Could you write out the records below exactly as they appear, leaving out any pictures?

======== Extracted information

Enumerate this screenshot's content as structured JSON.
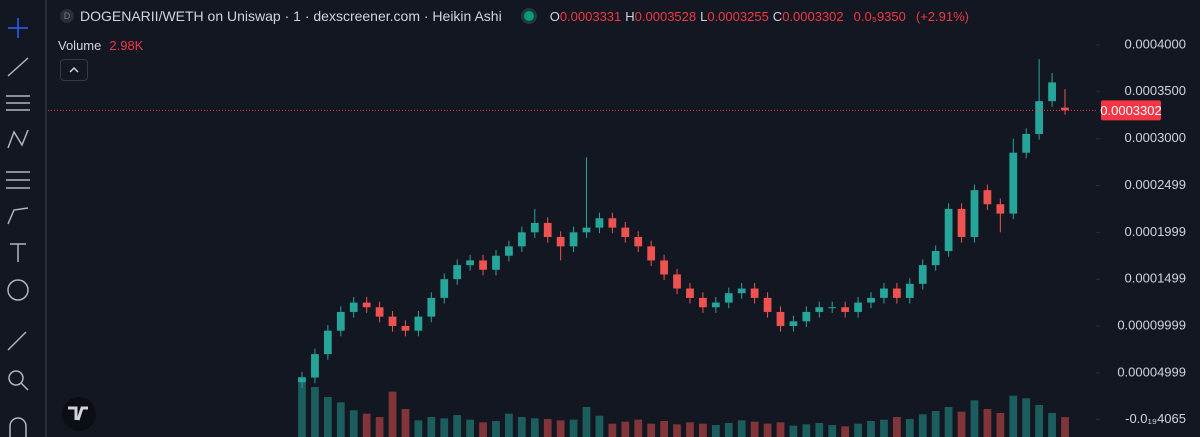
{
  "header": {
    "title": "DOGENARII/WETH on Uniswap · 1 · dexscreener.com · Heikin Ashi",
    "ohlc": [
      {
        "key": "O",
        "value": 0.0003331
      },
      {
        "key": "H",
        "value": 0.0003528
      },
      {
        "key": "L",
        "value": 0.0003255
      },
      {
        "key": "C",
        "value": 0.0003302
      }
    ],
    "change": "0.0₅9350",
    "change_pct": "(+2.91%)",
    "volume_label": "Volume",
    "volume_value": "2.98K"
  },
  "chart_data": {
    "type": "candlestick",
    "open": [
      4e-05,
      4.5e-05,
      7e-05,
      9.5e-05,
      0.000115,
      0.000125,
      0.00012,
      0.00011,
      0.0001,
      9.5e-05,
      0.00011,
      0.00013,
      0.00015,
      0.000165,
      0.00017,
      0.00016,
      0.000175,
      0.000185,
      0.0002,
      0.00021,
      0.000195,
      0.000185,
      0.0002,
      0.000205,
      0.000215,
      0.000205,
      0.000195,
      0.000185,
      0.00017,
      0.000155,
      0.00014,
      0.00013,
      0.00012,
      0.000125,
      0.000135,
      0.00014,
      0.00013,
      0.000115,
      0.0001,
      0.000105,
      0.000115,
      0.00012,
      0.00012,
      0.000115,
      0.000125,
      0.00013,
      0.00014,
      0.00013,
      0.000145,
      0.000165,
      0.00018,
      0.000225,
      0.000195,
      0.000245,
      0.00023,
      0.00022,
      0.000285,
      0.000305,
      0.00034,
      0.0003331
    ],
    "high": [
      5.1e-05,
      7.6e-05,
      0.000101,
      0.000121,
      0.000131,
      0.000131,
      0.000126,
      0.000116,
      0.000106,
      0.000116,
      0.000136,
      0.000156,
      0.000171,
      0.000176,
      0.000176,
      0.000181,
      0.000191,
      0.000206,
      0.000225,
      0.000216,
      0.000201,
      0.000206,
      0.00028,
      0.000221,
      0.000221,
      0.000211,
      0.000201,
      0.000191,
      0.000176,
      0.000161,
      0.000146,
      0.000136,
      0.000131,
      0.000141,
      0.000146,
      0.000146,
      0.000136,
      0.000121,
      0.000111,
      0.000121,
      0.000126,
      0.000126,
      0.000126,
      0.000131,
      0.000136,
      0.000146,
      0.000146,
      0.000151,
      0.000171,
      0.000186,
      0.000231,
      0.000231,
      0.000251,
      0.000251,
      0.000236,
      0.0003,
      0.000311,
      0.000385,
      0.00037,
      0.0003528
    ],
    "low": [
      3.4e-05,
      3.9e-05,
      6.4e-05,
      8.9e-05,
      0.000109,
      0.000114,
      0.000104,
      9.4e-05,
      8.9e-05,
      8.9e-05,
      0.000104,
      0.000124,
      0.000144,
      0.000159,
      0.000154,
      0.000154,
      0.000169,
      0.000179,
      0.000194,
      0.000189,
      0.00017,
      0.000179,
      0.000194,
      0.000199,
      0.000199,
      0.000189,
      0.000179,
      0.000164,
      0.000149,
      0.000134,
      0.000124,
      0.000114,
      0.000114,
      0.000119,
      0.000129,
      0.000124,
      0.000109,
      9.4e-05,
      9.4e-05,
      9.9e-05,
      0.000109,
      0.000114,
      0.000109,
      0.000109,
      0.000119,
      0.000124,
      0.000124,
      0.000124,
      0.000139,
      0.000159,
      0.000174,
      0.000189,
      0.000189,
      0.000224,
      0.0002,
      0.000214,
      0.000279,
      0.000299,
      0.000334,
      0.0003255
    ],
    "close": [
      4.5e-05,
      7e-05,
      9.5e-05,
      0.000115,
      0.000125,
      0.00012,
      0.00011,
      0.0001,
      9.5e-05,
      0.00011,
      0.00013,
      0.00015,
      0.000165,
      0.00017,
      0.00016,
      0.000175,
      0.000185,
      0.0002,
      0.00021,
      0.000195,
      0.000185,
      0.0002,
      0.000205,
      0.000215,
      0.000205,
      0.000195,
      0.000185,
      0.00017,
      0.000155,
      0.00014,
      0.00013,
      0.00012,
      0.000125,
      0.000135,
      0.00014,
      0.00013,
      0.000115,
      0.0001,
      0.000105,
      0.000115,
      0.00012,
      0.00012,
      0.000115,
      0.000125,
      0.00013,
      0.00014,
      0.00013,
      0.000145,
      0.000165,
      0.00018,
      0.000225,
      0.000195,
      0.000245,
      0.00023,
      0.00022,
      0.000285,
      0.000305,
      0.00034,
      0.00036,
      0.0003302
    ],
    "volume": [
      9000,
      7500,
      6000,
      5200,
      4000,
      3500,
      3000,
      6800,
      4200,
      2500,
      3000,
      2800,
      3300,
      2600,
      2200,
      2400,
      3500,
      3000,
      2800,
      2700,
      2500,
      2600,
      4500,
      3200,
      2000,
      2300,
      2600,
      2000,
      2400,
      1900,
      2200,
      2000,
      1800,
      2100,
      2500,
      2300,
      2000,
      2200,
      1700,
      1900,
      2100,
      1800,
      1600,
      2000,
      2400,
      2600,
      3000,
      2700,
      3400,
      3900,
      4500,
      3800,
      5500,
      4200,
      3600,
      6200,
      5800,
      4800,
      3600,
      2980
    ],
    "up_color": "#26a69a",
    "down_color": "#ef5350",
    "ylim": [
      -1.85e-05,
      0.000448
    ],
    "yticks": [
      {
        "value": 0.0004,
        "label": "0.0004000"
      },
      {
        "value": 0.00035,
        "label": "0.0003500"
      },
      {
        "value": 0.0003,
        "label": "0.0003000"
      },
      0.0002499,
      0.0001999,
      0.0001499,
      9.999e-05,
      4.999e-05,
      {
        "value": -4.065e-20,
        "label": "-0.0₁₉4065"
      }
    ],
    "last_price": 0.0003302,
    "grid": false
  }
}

================

**Result below**
Enumerate this screenshot's content as structured JSON.
{
  "header": {
    "title": "DOGENARII/WETH on Uniswap · 1 · dexscreener.com · Heikin Ashi",
    "ohlc": [
      {
        "key": "O",
        "value": 0.0003331
      },
      {
        "key": "H",
        "value": 0.0003528
      },
      {
        "key": "L",
        "value": 0.0003255
      },
      {
        "key": "C",
        "value": 0.0003302
      }
    ],
    "change": "0.0₅9350",
    "change_pct": "(+2.91%)",
    "volume_label": "Volume",
    "volume_value": "2.98K"
  },
  "chart_data": {
    "type": "candlestick",
    "open": [
      4e-05,
      4.5e-05,
      7e-05,
      9.5e-05,
      0.000115,
      0.000125,
      0.00012,
      0.00011,
      0.0001,
      9.5e-05,
      0.00011,
      0.00013,
      0.00015,
      0.000165,
      0.00017,
      0.00016,
      0.000175,
      0.000185,
      0.0002,
      0.00021,
      0.000195,
      0.000185,
      0.0002,
      0.000205,
      0.000215,
      0.000205,
      0.000195,
      0.000185,
      0.00017,
      0.000155,
      0.00014,
      0.00013,
      0.00012,
      0.000125,
      0.000135,
      0.00014,
      0.00013,
      0.000115,
      0.0001,
      0.000105,
      0.000115,
      0.00012,
      0.00012,
      0.000115,
      0.000125,
      0.00013,
      0.00014,
      0.00013,
      0.000145,
      0.000165,
      0.00018,
      0.000225,
      0.000195,
      0.000245,
      0.00023,
      0.00022,
      0.000285,
      0.000305,
      0.00034,
      0.0003331
    ],
    "high": [
      5.1e-05,
      7.6e-05,
      0.000101,
      0.000121,
      0.000131,
      0.000131,
      0.000126,
      0.000116,
      0.000106,
      0.000116,
      0.000136,
      0.000156,
      0.000171,
      0.000176,
      0.000176,
      0.000181,
      0.000191,
      0.000206,
      0.000225,
      0.000216,
      0.000201,
      0.000206,
      0.00028,
      0.000221,
      0.000221,
      0.000211,
      0.000201,
      0.000191,
      0.000176,
      0.000161,
      0.000146,
      0.000136,
      0.000131,
      0.000141,
      0.000146,
      0.000146,
      0.000136,
      0.000121,
      0.000111,
      0.000121,
      0.000126,
      0.000126,
      0.000126,
      0.000131,
      0.000136,
      0.000146,
      0.000146,
      0.000151,
      0.000171,
      0.000186,
      0.000231,
      0.000231,
      0.000251,
      0.000251,
      0.000236,
      0.0003,
      0.000311,
      0.000385,
      0.00037,
      0.0003528
    ],
    "low": [
      3.4e-05,
      3.9e-05,
      6.4e-05,
      8.9e-05,
      0.000109,
      0.000114,
      0.000104,
      9.4e-05,
      8.9e-05,
      8.9e-05,
      0.000104,
      0.000124,
      0.000144,
      0.000159,
      0.000154,
      0.000154,
      0.000169,
      0.000179,
      0.000194,
      0.000189,
      0.00017,
      0.000179,
      0.000194,
      0.000199,
      0.000199,
      0.000189,
      0.000179,
      0.000164,
      0.000149,
      0.000134,
      0.000124,
      0.000114,
      0.000114,
      0.000119,
      0.000129,
      0.000124,
      0.000109,
      9.4e-05,
      9.4e-05,
      9.9e-05,
      0.000109,
      0.000114,
      0.000109,
      0.000109,
      0.000119,
      0.000124,
      0.000124,
      0.000124,
      0.000139,
      0.000159,
      0.000174,
      0.000189,
      0.000189,
      0.000224,
      0.0002,
      0.000214,
      0.000279,
      0.000299,
      0.000334,
      0.0003255
    ],
    "close": [
      4.5e-05,
      7e-05,
      9.5e-05,
      0.000115,
      0.000125,
      0.00012,
      0.00011,
      0.0001,
      9.5e-05,
      0.00011,
      0.00013,
      0.00015,
      0.000165,
      0.00017,
      0.00016,
      0.000175,
      0.000185,
      0.0002,
      0.00021,
      0.000195,
      0.000185,
      0.0002,
      0.000205,
      0.000215,
      0.000205,
      0.000195,
      0.000185,
      0.00017,
      0.000155,
      0.00014,
      0.00013,
      0.00012,
      0.000125,
      0.000135,
      0.00014,
      0.00013,
      0.000115,
      0.0001,
      0.000105,
      0.000115,
      0.00012,
      0.00012,
      0.000115,
      0.000125,
      0.00013,
      0.00014,
      0.00013,
      0.000145,
      0.000165,
      0.00018,
      0.000225,
      0.000195,
      0.000245,
      0.00023,
      0.00022,
      0.000285,
      0.000305,
      0.00034,
      0.00036,
      0.0003302
    ],
    "volume": [
      9000,
      7500,
      6000,
      5200,
      4000,
      3500,
      3000,
      6800,
      4200,
      2500,
      3000,
      2800,
      3300,
      2600,
      2200,
      2400,
      3500,
      3000,
      2800,
      2700,
      2500,
      2600,
      4500,
      3200,
      2000,
      2300,
      2600,
      2000,
      2400,
      1900,
      2200,
      2000,
      1800,
      2100,
      2500,
      2300,
      2000,
      2200,
      1700,
      1900,
      2100,
      1800,
      1600,
      2000,
      2400,
      2600,
      3000,
      2700,
      3400,
      3900,
      4500,
      3800,
      5500,
      4200,
      3600,
      6200,
      5800,
      4800,
      3600,
      2980
    ],
    "up_color": "#26a69a",
    "down_color": "#ef5350",
    "ylim": [
      -1.85e-05,
      0.000448
    ],
    "yticks": [
      {
        "value": 0.0004,
        "label": "0.0004000"
      },
      {
        "value": 0.00035,
        "label": "0.0003500"
      },
      {
        "value": 0.0003,
        "label": "0.0003000"
      },
      0.0002499,
      0.0001999,
      0.0001499,
      9.999e-05,
      4.999e-05,
      {
        "value": -4.065e-20,
        "label": "-0.0₁₉4065"
      }
    ],
    "last_price": 0.0003302,
    "grid": false
  }
}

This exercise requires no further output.